(begin)

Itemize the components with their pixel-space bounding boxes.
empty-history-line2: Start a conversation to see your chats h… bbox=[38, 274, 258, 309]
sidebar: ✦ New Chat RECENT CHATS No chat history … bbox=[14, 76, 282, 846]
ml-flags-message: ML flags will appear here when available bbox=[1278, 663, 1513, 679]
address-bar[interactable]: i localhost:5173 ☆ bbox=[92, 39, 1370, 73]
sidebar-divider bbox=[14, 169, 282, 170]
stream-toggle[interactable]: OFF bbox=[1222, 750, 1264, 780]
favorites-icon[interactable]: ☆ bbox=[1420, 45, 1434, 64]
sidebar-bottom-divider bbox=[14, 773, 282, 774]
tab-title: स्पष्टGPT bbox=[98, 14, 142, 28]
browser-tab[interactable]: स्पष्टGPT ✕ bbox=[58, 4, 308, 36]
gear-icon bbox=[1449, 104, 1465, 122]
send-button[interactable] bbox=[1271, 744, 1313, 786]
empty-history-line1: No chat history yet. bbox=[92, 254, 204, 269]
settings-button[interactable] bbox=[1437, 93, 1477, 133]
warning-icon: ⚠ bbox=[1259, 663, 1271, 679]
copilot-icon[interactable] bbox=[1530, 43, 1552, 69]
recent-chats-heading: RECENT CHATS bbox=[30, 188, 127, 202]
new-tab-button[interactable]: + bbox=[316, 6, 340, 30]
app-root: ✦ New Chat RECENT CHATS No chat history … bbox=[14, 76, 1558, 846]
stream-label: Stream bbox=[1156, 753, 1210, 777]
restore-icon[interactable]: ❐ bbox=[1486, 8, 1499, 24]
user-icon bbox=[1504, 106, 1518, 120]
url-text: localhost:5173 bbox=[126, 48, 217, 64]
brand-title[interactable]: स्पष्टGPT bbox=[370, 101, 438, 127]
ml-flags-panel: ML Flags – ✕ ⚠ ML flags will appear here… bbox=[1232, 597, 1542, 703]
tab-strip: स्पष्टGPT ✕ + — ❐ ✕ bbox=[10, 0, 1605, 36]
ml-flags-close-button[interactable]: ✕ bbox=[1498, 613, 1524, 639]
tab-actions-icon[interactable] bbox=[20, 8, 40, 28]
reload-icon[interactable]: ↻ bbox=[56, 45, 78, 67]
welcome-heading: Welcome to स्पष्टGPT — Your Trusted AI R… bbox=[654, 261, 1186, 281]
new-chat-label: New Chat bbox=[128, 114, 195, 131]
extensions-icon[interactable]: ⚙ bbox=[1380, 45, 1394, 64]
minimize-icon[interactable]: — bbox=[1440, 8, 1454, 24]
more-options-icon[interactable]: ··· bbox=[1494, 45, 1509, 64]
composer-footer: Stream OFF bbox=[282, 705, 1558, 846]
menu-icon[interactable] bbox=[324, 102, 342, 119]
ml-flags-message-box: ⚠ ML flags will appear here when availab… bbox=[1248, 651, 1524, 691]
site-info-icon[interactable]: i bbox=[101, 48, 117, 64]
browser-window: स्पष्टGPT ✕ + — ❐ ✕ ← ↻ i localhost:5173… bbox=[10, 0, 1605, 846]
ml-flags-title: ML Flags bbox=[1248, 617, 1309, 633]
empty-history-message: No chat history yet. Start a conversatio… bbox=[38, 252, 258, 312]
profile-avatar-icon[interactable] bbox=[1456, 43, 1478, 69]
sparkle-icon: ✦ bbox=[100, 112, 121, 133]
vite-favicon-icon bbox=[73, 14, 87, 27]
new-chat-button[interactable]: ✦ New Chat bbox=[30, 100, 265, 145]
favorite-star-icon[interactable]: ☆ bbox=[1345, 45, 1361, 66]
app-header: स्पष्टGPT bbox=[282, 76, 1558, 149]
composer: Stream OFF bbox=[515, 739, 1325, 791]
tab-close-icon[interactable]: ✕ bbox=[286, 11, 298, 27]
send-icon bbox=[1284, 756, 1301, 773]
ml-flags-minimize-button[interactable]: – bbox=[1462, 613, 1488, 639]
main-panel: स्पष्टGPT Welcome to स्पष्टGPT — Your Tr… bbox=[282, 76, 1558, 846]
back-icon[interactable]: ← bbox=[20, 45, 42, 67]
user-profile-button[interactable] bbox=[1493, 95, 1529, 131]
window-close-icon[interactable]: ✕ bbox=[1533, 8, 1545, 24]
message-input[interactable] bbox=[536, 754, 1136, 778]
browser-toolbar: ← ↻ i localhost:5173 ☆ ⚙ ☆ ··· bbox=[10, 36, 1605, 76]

(end)

■ **TASK OBJECTIVE**:
Reproduce all the items above, substituting "localhost:3000" for every occurrence of "localhost:5173" and leaving everything else unchanged.

■ **RESULT FOR THIS TASK**:
Itemize the components with their pixel-space bounding boxes.
empty-history-line2: Start a conversation to see your chats h… bbox=[38, 274, 258, 309]
sidebar: ✦ New Chat RECENT CHATS No chat history … bbox=[14, 76, 282, 846]
ml-flags-message: ML flags will appear here when available bbox=[1278, 663, 1513, 679]
address-bar[interactable]: i localhost:3000 ☆ bbox=[92, 39, 1370, 73]
sidebar-divider bbox=[14, 169, 282, 170]
stream-toggle[interactable]: OFF bbox=[1222, 750, 1264, 780]
favorites-icon[interactable]: ☆ bbox=[1420, 45, 1434, 64]
sidebar-bottom-divider bbox=[14, 773, 282, 774]
tab-title: स्पष्टGPT bbox=[98, 14, 142, 28]
browser-tab[interactable]: स्पष्टGPT ✕ bbox=[58, 4, 308, 36]
gear-icon bbox=[1449, 104, 1465, 122]
send-button[interactable] bbox=[1271, 744, 1313, 786]
empty-history-line1: No chat history yet. bbox=[92, 254, 204, 269]
settings-button[interactable] bbox=[1437, 93, 1477, 133]
warning-icon: ⚠ bbox=[1259, 663, 1271, 679]
copilot-icon[interactable] bbox=[1530, 43, 1552, 69]
recent-chats-heading: RECENT CHATS bbox=[30, 188, 127, 202]
new-tab-button[interactable]: + bbox=[316, 6, 340, 30]
app-root: ✦ New Chat RECENT CHATS No chat history … bbox=[14, 76, 1558, 846]
stream-label: Stream bbox=[1156, 753, 1210, 777]
restore-icon[interactable]: ❐ bbox=[1486, 8, 1499, 24]
user-icon bbox=[1504, 106, 1518, 120]
url-text: localhost:3000 bbox=[126, 48, 217, 64]
brand-title[interactable]: स्पष्टGPT bbox=[370, 101, 438, 127]
ml-flags-panel: ML Flags – ✕ ⚠ ML flags will appear here… bbox=[1232, 597, 1542, 703]
tab-strip: स्पष्टGPT ✕ + — ❐ ✕ bbox=[10, 0, 1605, 36]
ml-flags-close-button[interactable]: ✕ bbox=[1498, 613, 1524, 639]
tab-actions-icon[interactable] bbox=[20, 8, 40, 28]
reload-icon[interactable]: ↻ bbox=[56, 45, 78, 67]
welcome-heading: Welcome to स्पष्टGPT — Your Trusted AI R… bbox=[654, 261, 1186, 281]
new-chat-label: New Chat bbox=[128, 114, 195, 131]
extensions-icon[interactable]: ⚙ bbox=[1380, 45, 1394, 64]
minimize-icon[interactable]: — bbox=[1440, 8, 1454, 24]
more-options-icon[interactable]: ··· bbox=[1494, 45, 1509, 64]
composer-footer: Stream OFF bbox=[282, 705, 1558, 846]
menu-icon[interactable] bbox=[324, 102, 342, 119]
ml-flags-message-box: ⚠ ML flags will appear here when availab… bbox=[1248, 651, 1524, 691]
site-info-icon[interactable]: i bbox=[101, 48, 117, 64]
browser-window: स्पष्टGPT ✕ + — ❐ ✕ ← ↻ i localhost:3000… bbox=[10, 0, 1605, 846]
ml-flags-title: ML Flags bbox=[1248, 617, 1309, 633]
empty-history-message: No chat history yet. Start a conversatio… bbox=[38, 252, 258, 312]
profile-avatar-icon[interactable] bbox=[1456, 43, 1478, 69]
sparkle-icon: ✦ bbox=[100, 112, 121, 133]
vite-favicon-icon bbox=[73, 14, 87, 27]
new-chat-button[interactable]: ✦ New Chat bbox=[30, 100, 265, 145]
favorite-star-icon[interactable]: ☆ bbox=[1345, 45, 1361, 66]
app-header: स्पष्टGPT bbox=[282, 76, 1558, 149]
composer: Stream OFF bbox=[515, 739, 1325, 791]
tab-close-icon[interactable]: ✕ bbox=[286, 11, 298, 27]
send-icon bbox=[1284, 756, 1301, 773]
ml-flags-minimize-button[interactable]: – bbox=[1462, 613, 1488, 639]
main-panel: स्पष्टGPT Welcome to स्पष्टGPT — Your Tr… bbox=[282, 76, 1558, 846]
back-icon[interactable]: ← bbox=[20, 45, 42, 67]
user-profile-button[interactable] bbox=[1493, 95, 1529, 131]
window-close-icon[interactable]: ✕ bbox=[1533, 8, 1545, 24]
message-input[interactable] bbox=[536, 754, 1136, 778]
browser-toolbar: ← ↻ i localhost:3000 ☆ ⚙ ☆ ··· bbox=[10, 36, 1605, 76]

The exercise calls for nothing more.